▸ **Problem to solve**:
Search the data for the word "this". Reproduce every line where it is found.

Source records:

···

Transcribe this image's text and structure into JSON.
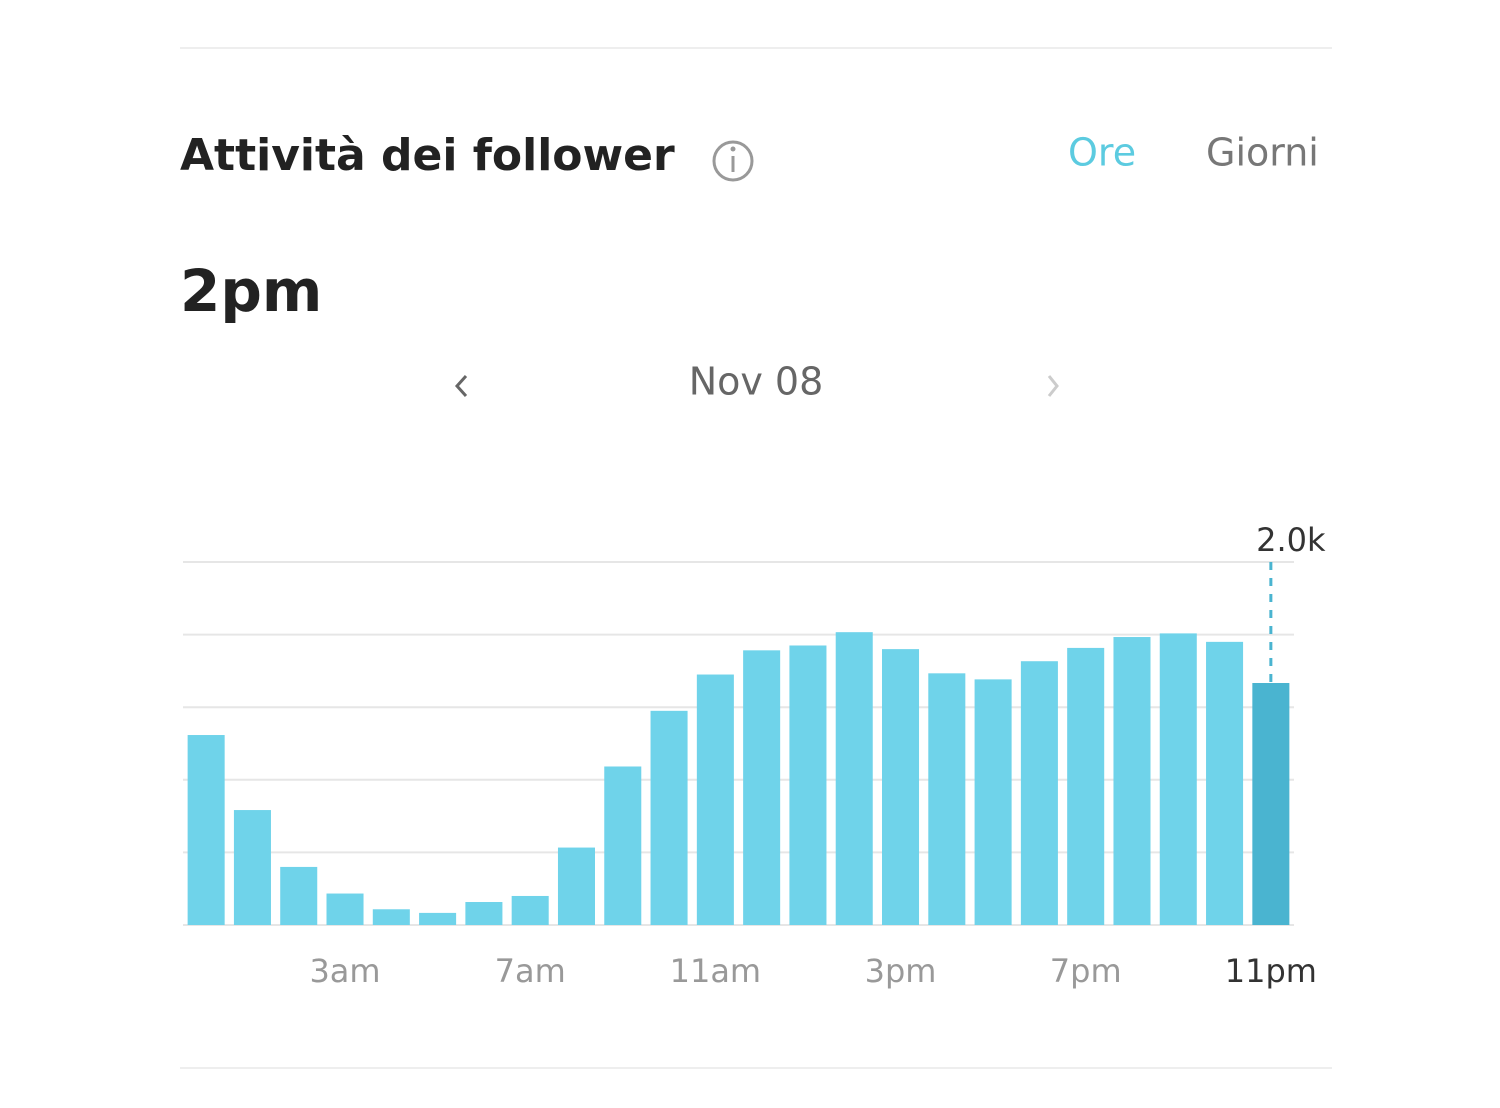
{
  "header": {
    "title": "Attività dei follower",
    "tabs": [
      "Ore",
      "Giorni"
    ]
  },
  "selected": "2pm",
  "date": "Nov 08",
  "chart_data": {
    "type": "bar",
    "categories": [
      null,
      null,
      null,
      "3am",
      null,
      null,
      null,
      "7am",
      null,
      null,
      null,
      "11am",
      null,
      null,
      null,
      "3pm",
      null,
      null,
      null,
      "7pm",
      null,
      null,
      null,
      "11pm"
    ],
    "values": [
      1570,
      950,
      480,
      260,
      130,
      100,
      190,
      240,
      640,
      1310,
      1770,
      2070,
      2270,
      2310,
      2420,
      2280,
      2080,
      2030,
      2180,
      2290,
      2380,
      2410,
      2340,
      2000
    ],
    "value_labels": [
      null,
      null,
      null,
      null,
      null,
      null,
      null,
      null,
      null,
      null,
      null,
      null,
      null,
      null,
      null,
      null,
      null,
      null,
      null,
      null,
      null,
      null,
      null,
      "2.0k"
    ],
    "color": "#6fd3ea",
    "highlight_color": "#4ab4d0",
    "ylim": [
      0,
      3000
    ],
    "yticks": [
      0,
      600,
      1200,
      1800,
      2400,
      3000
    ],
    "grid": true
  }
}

···

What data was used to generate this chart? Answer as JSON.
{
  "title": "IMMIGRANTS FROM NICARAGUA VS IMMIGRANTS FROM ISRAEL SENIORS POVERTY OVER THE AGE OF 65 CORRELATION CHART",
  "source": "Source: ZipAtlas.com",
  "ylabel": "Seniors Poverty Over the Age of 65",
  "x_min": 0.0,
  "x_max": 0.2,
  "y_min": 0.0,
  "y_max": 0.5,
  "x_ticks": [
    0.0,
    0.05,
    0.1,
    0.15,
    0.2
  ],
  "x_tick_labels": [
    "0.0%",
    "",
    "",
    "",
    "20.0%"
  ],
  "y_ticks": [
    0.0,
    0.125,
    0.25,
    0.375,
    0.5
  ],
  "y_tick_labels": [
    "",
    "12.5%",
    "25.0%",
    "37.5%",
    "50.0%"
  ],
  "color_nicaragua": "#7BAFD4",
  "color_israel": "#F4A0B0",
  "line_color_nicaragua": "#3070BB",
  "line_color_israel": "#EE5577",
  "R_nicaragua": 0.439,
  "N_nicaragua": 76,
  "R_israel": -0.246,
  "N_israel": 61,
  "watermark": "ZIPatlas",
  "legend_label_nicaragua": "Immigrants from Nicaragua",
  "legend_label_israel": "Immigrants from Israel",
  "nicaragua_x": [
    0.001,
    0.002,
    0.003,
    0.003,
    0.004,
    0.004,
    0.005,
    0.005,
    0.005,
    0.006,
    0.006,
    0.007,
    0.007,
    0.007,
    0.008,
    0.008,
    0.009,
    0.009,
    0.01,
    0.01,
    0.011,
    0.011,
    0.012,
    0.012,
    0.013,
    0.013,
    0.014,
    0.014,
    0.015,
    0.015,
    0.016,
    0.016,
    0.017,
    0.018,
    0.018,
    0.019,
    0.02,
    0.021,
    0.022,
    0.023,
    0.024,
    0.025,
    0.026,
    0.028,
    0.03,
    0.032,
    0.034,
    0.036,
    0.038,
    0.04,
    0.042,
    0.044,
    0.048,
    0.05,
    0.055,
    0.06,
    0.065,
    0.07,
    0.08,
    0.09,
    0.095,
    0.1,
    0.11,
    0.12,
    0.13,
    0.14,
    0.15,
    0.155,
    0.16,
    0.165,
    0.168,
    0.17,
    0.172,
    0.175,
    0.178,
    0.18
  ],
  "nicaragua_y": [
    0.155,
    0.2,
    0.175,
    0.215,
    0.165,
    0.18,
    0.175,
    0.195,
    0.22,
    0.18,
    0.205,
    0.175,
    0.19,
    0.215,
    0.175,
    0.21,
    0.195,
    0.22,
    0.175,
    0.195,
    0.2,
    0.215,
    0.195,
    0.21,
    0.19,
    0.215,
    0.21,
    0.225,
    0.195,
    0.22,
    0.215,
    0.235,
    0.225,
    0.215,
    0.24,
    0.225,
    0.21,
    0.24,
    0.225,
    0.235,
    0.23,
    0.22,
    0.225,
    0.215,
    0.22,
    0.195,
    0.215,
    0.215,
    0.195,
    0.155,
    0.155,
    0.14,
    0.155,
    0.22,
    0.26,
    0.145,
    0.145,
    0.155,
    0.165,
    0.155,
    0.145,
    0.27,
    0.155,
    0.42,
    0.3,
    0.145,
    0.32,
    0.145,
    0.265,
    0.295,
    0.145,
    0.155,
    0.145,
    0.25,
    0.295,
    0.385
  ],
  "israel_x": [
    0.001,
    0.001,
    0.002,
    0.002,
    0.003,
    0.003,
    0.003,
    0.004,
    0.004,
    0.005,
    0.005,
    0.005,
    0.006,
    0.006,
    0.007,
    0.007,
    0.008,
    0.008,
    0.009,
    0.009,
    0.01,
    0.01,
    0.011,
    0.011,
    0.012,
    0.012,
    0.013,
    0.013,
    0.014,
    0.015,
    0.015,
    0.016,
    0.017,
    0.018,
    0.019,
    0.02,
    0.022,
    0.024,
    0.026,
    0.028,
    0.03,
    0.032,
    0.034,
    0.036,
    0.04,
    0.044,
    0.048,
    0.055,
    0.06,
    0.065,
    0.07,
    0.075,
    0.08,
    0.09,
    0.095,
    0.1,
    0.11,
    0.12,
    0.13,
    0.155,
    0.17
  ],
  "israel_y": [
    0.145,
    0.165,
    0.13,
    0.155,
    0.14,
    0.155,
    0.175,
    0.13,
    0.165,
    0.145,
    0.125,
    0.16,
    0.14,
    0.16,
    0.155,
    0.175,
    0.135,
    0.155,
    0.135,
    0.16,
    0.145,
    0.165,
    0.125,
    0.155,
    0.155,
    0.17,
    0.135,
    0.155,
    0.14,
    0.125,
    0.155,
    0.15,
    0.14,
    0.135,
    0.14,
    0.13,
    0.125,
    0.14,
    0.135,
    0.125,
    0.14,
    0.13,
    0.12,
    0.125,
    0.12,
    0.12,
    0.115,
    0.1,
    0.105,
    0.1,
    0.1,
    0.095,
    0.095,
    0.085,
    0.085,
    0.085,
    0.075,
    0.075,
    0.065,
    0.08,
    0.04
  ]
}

···

▸ **The solution**:
Transcribe this image's text and structure into JSON.
What data was used to generate this chart? Answer as JSON.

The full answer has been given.